<<<<
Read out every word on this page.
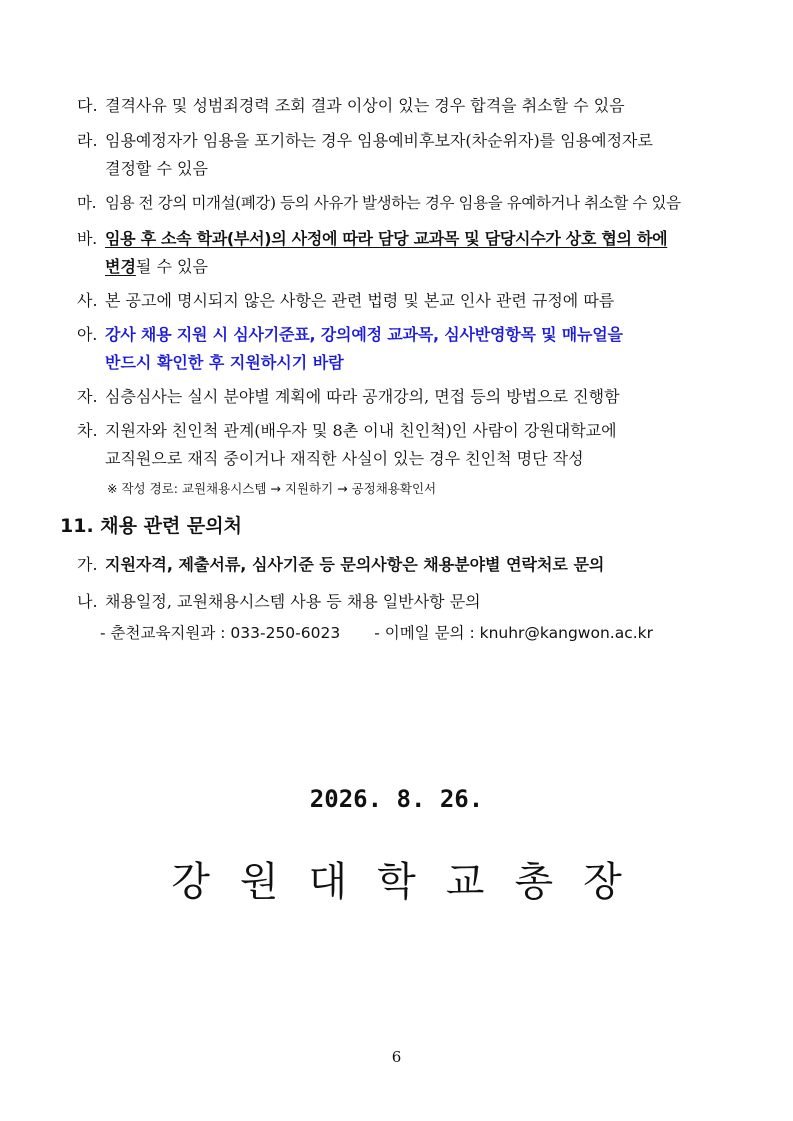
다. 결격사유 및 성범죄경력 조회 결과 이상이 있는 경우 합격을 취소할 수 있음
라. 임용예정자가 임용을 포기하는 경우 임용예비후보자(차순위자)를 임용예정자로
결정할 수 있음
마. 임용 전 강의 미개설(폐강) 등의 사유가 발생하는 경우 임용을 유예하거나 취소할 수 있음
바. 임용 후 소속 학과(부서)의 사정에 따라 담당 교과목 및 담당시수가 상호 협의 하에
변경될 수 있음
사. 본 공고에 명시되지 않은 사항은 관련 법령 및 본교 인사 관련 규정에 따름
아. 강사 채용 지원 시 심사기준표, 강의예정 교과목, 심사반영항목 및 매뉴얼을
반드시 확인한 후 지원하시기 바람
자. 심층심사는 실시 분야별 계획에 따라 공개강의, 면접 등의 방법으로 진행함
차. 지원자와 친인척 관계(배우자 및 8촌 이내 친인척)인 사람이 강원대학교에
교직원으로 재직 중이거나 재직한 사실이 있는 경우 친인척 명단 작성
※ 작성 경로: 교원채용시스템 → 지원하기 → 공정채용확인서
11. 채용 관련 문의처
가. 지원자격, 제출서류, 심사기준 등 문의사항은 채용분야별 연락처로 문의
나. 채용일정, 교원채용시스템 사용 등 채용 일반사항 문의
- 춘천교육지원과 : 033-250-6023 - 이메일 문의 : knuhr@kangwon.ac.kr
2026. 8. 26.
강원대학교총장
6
>>>>
<<<<
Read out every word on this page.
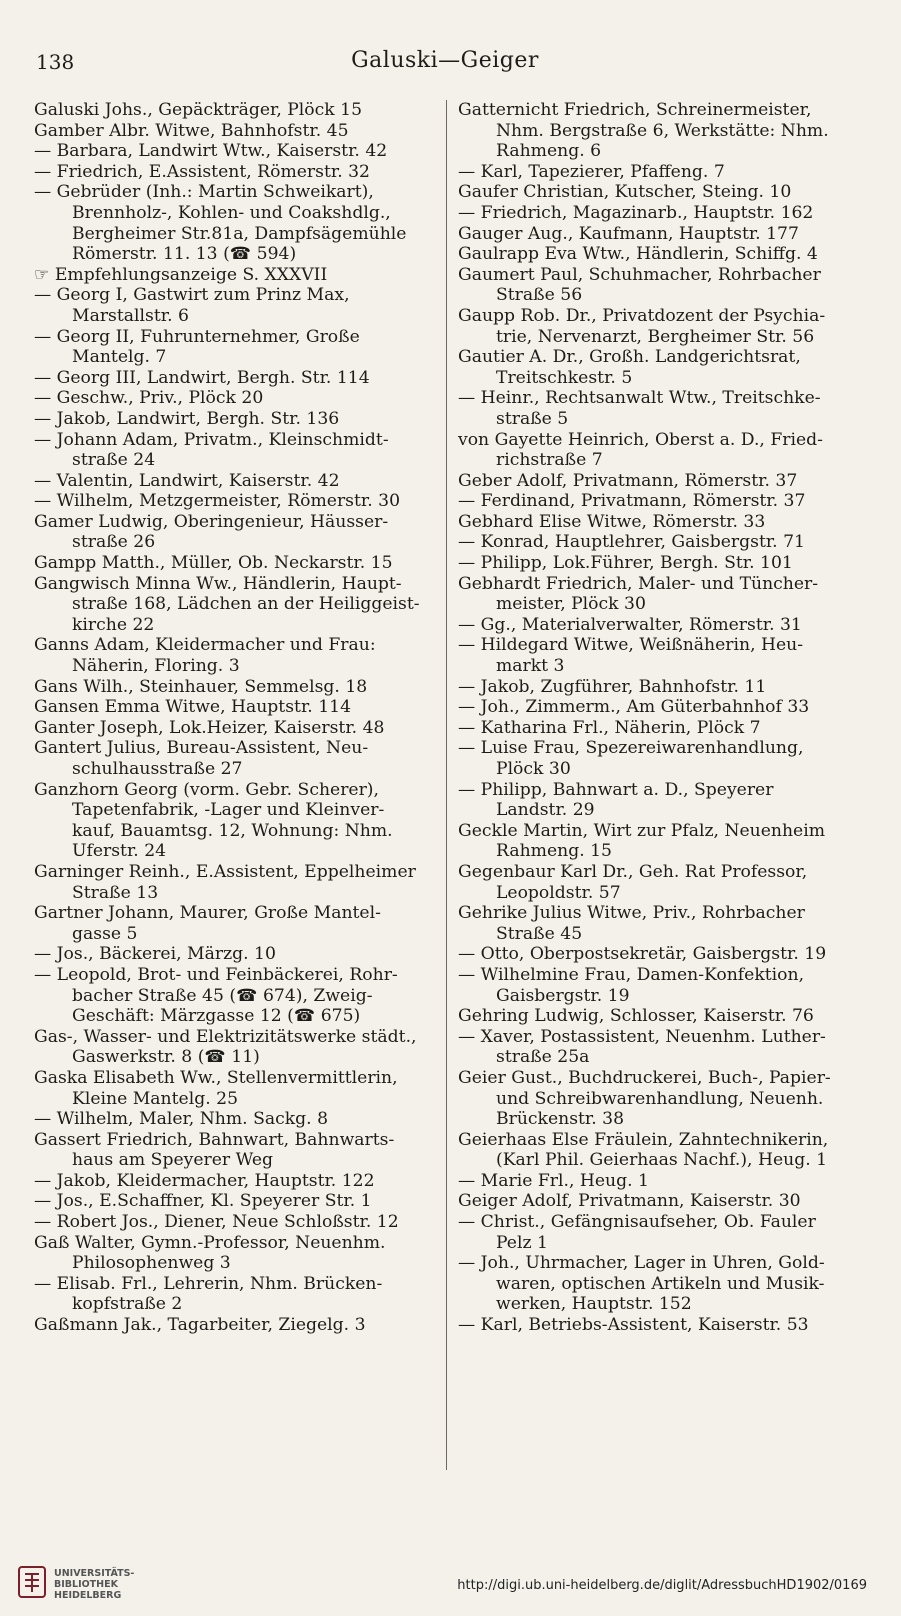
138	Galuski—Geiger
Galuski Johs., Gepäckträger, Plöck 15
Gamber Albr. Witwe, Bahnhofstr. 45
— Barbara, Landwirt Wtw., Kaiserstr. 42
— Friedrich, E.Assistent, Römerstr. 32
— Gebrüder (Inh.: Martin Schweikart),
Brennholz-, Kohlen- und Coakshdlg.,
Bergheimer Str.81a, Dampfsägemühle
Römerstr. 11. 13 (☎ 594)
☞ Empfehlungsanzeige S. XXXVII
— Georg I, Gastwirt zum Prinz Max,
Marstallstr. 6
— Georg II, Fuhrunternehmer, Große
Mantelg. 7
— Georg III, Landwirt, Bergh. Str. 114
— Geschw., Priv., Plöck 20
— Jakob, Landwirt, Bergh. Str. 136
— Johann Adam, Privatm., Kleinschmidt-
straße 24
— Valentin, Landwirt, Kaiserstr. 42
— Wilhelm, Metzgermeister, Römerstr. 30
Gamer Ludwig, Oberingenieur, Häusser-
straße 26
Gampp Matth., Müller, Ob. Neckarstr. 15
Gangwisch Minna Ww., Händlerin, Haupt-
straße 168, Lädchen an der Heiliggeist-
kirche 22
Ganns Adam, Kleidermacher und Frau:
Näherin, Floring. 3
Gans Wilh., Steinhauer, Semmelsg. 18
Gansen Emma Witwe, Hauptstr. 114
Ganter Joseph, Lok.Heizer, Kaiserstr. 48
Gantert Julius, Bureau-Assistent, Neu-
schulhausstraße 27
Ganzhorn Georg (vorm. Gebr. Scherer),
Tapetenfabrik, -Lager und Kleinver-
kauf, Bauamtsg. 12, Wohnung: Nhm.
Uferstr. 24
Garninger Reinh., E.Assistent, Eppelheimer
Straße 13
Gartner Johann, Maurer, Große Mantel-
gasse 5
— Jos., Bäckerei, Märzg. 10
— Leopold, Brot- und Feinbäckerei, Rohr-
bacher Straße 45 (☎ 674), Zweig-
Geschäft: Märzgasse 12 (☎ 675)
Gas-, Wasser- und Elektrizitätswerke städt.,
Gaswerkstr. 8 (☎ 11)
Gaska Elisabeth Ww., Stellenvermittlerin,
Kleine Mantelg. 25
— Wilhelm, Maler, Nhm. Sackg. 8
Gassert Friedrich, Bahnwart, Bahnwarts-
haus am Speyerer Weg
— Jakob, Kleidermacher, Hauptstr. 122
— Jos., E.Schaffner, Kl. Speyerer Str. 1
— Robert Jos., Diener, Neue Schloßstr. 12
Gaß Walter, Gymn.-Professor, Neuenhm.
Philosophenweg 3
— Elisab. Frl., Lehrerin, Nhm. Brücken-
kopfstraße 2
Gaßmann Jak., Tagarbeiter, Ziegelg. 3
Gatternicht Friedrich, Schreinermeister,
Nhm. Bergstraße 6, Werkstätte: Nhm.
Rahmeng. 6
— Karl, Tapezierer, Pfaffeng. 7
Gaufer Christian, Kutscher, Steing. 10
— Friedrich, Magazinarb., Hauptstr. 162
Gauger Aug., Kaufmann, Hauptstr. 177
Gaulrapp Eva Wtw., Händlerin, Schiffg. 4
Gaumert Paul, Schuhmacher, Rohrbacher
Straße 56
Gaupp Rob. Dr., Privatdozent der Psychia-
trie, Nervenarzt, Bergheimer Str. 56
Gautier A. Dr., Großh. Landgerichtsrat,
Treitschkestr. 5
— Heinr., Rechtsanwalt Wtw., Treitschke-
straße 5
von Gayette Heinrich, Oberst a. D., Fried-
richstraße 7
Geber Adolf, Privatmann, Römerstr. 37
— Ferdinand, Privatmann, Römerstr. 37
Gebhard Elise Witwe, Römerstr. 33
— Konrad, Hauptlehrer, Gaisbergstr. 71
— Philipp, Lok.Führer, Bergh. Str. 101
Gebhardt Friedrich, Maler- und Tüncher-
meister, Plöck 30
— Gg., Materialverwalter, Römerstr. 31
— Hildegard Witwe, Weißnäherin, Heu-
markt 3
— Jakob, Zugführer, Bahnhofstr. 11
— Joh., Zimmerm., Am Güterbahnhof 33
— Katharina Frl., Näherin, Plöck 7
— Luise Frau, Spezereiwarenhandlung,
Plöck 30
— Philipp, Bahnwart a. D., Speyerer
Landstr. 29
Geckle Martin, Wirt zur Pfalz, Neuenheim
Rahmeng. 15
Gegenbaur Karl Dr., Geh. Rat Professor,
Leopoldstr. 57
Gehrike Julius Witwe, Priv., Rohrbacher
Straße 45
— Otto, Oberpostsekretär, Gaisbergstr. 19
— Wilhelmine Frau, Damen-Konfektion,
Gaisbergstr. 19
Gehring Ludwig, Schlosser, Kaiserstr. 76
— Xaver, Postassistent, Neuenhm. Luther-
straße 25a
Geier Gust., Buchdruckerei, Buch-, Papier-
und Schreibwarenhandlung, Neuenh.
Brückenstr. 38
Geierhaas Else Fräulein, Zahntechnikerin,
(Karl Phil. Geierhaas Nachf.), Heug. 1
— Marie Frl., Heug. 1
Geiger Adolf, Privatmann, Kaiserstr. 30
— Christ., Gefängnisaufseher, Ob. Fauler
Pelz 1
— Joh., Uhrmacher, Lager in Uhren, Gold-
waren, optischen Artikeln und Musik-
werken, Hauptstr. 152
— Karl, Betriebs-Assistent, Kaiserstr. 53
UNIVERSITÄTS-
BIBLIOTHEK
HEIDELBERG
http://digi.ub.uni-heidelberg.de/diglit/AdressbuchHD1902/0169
>>>>
▶ EXERCISE: Tally the lines of the listing above that include the word "Kleidermacher". Answer with the number alone.

▶ SOLVED PROBLEM: 2